- Work instructions: Copy out each of the lines below, keeping every character the same.

────────────────────────────────────────

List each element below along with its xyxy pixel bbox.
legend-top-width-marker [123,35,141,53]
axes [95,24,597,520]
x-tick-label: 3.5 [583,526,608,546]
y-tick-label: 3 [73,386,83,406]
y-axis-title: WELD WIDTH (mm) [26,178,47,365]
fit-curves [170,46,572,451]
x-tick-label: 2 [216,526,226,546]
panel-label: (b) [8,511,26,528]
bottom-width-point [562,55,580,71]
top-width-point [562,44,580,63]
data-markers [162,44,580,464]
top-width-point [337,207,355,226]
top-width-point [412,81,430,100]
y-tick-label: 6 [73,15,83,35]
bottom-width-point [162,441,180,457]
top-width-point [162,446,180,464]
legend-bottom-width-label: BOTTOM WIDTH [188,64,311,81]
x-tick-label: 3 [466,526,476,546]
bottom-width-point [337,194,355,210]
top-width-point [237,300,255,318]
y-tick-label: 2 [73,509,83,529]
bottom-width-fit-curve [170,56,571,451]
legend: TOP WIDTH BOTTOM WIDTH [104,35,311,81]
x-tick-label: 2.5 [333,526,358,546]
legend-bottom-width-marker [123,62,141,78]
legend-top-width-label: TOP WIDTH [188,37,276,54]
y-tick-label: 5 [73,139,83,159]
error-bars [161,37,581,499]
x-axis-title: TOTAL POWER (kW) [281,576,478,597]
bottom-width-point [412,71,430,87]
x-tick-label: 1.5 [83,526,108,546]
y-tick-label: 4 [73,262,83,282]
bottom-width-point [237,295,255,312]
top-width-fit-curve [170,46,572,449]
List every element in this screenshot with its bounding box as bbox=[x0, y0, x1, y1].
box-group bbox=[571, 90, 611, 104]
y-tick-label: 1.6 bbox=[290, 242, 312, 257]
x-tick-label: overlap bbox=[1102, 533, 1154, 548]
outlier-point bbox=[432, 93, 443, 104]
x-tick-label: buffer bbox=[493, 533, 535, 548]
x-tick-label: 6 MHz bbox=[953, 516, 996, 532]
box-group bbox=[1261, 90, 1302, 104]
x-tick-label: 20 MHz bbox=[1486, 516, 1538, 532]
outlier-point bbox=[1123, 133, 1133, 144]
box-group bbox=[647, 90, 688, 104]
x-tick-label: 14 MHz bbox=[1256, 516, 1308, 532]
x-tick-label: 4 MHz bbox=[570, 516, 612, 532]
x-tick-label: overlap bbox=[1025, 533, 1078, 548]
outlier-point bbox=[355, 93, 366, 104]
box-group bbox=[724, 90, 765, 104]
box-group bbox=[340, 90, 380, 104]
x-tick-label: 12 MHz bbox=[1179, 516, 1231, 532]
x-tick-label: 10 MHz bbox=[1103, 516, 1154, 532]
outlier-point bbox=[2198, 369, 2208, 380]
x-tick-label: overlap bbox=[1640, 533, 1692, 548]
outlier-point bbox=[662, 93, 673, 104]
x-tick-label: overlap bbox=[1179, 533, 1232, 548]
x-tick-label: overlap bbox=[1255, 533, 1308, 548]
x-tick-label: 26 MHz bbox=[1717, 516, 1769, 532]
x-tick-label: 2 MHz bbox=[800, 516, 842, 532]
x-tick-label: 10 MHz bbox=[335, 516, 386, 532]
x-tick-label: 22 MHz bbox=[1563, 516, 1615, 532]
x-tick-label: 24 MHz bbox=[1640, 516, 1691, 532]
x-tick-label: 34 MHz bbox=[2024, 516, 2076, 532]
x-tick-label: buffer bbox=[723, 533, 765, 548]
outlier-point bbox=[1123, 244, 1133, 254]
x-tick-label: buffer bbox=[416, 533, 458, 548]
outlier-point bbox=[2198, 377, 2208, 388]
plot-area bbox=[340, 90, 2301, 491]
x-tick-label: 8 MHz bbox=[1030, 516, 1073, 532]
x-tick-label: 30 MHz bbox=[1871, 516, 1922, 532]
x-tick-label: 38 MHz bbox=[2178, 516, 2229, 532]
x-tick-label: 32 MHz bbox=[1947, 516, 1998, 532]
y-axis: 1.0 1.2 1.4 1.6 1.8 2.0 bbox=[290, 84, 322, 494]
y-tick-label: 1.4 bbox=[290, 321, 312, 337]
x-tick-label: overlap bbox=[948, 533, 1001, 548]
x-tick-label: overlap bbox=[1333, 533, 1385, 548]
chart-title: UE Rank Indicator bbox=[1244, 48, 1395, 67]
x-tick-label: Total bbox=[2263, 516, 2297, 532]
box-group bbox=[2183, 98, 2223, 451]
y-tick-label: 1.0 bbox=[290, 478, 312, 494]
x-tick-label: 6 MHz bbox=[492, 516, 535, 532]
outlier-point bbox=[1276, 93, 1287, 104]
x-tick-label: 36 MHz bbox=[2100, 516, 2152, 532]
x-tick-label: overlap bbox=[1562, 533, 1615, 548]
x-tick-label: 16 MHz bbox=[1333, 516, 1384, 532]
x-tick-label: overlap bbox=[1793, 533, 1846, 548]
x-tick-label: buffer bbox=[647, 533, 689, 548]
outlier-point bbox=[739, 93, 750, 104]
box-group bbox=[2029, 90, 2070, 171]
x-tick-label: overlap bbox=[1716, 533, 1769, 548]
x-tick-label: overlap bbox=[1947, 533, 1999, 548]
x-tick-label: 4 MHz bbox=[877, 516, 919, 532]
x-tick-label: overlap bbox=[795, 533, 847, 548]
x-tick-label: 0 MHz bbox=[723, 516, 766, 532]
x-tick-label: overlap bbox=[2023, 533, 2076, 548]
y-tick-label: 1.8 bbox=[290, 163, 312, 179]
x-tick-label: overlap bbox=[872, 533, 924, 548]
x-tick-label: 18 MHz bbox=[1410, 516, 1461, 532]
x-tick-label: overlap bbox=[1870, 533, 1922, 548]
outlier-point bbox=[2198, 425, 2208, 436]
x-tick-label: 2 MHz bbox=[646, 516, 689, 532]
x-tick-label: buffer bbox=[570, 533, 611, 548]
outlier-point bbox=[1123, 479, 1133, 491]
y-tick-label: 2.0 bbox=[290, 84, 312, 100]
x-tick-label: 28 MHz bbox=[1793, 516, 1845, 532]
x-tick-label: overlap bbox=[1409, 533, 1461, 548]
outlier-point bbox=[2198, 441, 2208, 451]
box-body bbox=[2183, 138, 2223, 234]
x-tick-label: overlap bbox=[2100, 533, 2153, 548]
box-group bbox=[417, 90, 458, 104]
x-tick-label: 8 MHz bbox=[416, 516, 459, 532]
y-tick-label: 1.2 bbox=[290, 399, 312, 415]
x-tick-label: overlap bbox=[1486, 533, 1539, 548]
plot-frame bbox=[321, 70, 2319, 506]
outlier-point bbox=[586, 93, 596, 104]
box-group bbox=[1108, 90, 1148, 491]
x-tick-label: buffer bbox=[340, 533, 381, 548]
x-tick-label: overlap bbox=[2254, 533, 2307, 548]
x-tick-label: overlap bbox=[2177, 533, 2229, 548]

────────────────────────────────────────

- Expected answer:
List each element below along with its xyxy pixel bbox.
legend-top-width-marker [123,35,141,53]
axes [95,24,597,520]
x-tick-label: 3.5 [583,526,608,546]
y-tick-label: 3 [73,386,83,406]
y-axis-title: WELD WIDTH (mm) [26,178,47,365]
fit-curves [170,46,572,451]
x-tick-label: 2 [216,526,226,546]
panel-label: (b) [8,511,26,528]
bottom-width-point [562,55,580,71]
top-width-point [562,44,580,63]
data-markers [162,44,580,464]
top-width-point [337,207,355,226]
top-width-point [412,81,430,100]
y-tick-label: 6 [73,15,83,35]
bottom-width-point [162,441,180,457]
top-width-point [162,446,180,464]
legend-bottom-width-label: BOTTOM WIDTH [188,64,311,81]
x-tick-label: 3 [466,526,476,546]
bottom-width-point [337,194,355,210]
top-width-point [237,300,255,318]
y-tick-label: 2 [73,509,83,529]
bottom-width-fit-curve [170,56,571,451]
legend: TOP WIDTH BOTTOM WIDTH [104,35,311,81]
x-tick-label: 2.5 [333,526,358,546]
legend-bottom-width-marker [123,62,141,78]
legend-top-width-label: TOP WIDTH [188,37,276,54]
y-tick-label: 5 [73,139,83,159]
error-bars [161,37,581,499]
x-axis-title: TOTAL POWER (kW) [281,576,478,597]
bottom-width-point [412,71,430,87]
x-tick-label: 1.5 [83,526,108,546]
y-tick-label: 4 [73,262,83,282]
bottom-width-point [237,295,255,312]
top-width-fit-curve [170,46,572,449]
List every element in this screenshot with its bounding box as bbox=[x0, y0, x1, y1].
box-group bbox=[571, 90, 611, 104]
y-tick-label: 1.6 bbox=[290, 242, 312, 257]
x-tick-label: overlap bbox=[1102, 533, 1154, 548]
outlier-point bbox=[432, 93, 443, 104]
x-tick-label: buffer bbox=[493, 533, 535, 548]
x-tick-label: 6 MHz bbox=[953, 516, 996, 532]
box-group bbox=[1261, 90, 1302, 104]
x-tick-label: 20 MHz bbox=[1486, 516, 1538, 532]
outlier-point bbox=[1123, 133, 1133, 144]
box-group bbox=[647, 90, 688, 104]
x-tick-label: 14 MHz bbox=[1256, 516, 1308, 532]
x-tick-label: 4 MHz bbox=[570, 516, 612, 532]
x-tick-label: overlap bbox=[1025, 533, 1078, 548]
outlier-point bbox=[355, 93, 366, 104]
box-group bbox=[724, 90, 765, 104]
box-group bbox=[340, 90, 380, 104]
x-tick-label: 12 MHz bbox=[1179, 516, 1231, 532]
x-tick-label: 10 MHz bbox=[1103, 516, 1154, 532]
outlier-point bbox=[2198, 369, 2208, 380]
x-tick-label: overlap bbox=[1640, 533, 1692, 548]
outlier-point bbox=[662, 93, 673, 104]
x-tick-label: overlap bbox=[1179, 533, 1232, 548]
x-tick-label: overlap bbox=[1255, 533, 1308, 548]
x-tick-label: 26 MHz bbox=[1717, 516, 1769, 532]
x-tick-label: 2 MHz bbox=[800, 516, 842, 532]
x-tick-label: 10 MHz bbox=[335, 516, 386, 532]
x-tick-label: 22 MHz bbox=[1563, 516, 1615, 532]
x-tick-label: 24 MHz bbox=[1640, 516, 1691, 532]
x-tick-label: 34 MHz bbox=[2024, 516, 2076, 532]
x-tick-label: buffer bbox=[723, 533, 765, 548]
outlier-point bbox=[1123, 244, 1133, 254]
x-tick-label: buffer bbox=[416, 533, 458, 548]
outlier-point bbox=[2198, 377, 2208, 388]
plot-area bbox=[340, 90, 2301, 491]
x-tick-label: 8 MHz bbox=[1030, 516, 1073, 532]
x-tick-label: 30 MHz bbox=[1871, 516, 1922, 532]
x-tick-label: 38 MHz bbox=[2178, 516, 2229, 532]
x-tick-label: 32 MHz bbox=[1947, 516, 1998, 532]
y-axis: 1.0 1.2 1.4 1.6 1.8 2.0 bbox=[290, 84, 322, 494]
y-tick-label: 1.4 bbox=[290, 321, 312, 337]
x-tick-label: overlap bbox=[948, 533, 1001, 548]
x-tick-label: overlap bbox=[1333, 533, 1385, 548]
chart-title: UE Rank Indicator bbox=[1244, 48, 1395, 67]
x-tick-label: Total bbox=[2263, 516, 2297, 532]
box-group bbox=[2183, 98, 2223, 451]
y-tick-label: 1.0 bbox=[290, 478, 312, 494]
x-tick-label: 6 MHz bbox=[492, 516, 535, 532]
outlier-point bbox=[1276, 93, 1287, 104]
x-tick-label: 36 MHz bbox=[2100, 516, 2152, 532]
x-tick-label: overlap bbox=[1562, 533, 1615, 548]
x-tick-label: 16 MHz bbox=[1333, 516, 1384, 532]
x-tick-label: overlap bbox=[1793, 533, 1846, 548]
x-tick-label: buffer bbox=[647, 533, 689, 548]
outlier-point bbox=[739, 93, 750, 104]
box-group bbox=[2029, 90, 2070, 171]
x-tick-label: overlap bbox=[1716, 533, 1769, 548]
x-tick-label: overlap bbox=[1947, 533, 1999, 548]
x-tick-label: 4 MHz bbox=[877, 516, 919, 532]
x-tick-label: overlap bbox=[795, 533, 847, 548]
x-tick-label: 0 MHz bbox=[723, 516, 766, 532]
x-tick-label: overlap bbox=[2023, 533, 2076, 548]
y-tick-label: 1.8 bbox=[290, 163, 312, 179]
x-tick-label: overlap bbox=[872, 533, 924, 548]
x-tick-label: 18 MHz bbox=[1410, 516, 1461, 532]
x-tick-label: overlap bbox=[1870, 533, 1922, 548]
outlier-point bbox=[2198, 425, 2208, 436]
x-tick-label: 2 MHz bbox=[646, 516, 689, 532]
x-tick-label: buffer bbox=[570, 533, 611, 548]
outlier-point bbox=[1123, 479, 1133, 491]
y-tick-label: 2.0 bbox=[290, 84, 312, 100]
x-tick-label: 28 MHz bbox=[1793, 516, 1845, 532]
x-tick-label: overlap bbox=[1409, 533, 1461, 548]
outlier-point bbox=[2198, 441, 2208, 451]
box-body bbox=[2183, 138, 2223, 234]
x-tick-label: overlap bbox=[2100, 533, 2153, 548]
box-group bbox=[417, 90, 458, 104]
x-tick-label: 8 MHz bbox=[416, 516, 459, 532]
y-tick-label: 1.2 bbox=[290, 399, 312, 415]
x-tick-label: overlap bbox=[1486, 533, 1539, 548]
plot-frame bbox=[321, 70, 2319, 506]
outlier-point bbox=[586, 93, 596, 104]
box-group bbox=[1108, 90, 1148, 491]
x-tick-label: buffer bbox=[340, 533, 381, 548]
x-tick-label: overlap bbox=[2254, 533, 2307, 548]
x-tick-label: overlap bbox=[2177, 533, 2229, 548]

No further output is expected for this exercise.